SET EXERCISE —
Which lines in the records below contain the word "image"? Copy each of them.

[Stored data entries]

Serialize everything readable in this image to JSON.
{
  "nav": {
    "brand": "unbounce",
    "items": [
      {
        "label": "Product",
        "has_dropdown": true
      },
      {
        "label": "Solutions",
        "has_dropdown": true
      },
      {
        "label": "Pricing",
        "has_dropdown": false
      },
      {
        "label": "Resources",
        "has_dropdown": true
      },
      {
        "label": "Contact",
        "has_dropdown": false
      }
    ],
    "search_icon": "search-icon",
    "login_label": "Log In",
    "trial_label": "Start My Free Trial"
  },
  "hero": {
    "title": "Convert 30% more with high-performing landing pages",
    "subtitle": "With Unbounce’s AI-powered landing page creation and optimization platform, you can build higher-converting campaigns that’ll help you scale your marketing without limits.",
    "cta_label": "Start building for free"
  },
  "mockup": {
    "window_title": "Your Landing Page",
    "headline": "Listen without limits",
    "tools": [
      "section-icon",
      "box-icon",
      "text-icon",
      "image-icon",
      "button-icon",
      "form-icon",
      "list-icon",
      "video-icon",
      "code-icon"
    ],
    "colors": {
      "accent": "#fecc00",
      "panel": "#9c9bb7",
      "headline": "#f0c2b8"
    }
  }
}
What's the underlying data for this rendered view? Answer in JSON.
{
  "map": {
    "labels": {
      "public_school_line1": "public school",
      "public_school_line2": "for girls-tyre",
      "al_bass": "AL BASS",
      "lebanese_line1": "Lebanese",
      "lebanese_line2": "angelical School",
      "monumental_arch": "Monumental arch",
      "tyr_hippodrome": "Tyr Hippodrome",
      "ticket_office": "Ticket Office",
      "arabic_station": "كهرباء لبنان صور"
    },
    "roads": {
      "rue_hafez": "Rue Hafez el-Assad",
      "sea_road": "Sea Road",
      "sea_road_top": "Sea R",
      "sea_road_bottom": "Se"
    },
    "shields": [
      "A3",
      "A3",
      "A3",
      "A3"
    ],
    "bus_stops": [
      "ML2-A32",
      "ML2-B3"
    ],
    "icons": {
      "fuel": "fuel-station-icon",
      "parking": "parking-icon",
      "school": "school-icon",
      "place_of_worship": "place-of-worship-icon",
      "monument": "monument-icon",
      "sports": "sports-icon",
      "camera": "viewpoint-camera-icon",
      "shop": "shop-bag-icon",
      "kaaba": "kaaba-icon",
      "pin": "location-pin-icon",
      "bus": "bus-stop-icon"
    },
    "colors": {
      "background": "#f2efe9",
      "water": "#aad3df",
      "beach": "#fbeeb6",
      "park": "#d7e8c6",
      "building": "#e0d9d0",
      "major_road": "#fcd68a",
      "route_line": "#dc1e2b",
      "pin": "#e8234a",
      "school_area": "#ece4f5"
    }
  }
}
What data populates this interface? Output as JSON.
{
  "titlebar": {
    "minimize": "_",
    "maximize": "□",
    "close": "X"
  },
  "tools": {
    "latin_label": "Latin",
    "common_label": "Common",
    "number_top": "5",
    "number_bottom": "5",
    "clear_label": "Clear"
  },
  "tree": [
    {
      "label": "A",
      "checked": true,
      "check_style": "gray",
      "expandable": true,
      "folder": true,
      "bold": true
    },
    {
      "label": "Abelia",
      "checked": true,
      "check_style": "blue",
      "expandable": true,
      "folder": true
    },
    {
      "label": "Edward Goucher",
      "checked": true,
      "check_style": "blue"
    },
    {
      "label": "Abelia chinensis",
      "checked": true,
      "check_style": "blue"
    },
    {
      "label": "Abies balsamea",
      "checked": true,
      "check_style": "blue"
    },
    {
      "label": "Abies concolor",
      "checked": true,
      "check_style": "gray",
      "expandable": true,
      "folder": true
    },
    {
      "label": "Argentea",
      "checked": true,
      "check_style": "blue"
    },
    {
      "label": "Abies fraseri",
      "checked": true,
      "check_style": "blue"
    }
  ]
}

ANSWER TO THIS PROBLEM —
Serialize everything readable in this image to JSON.
      "image-icon",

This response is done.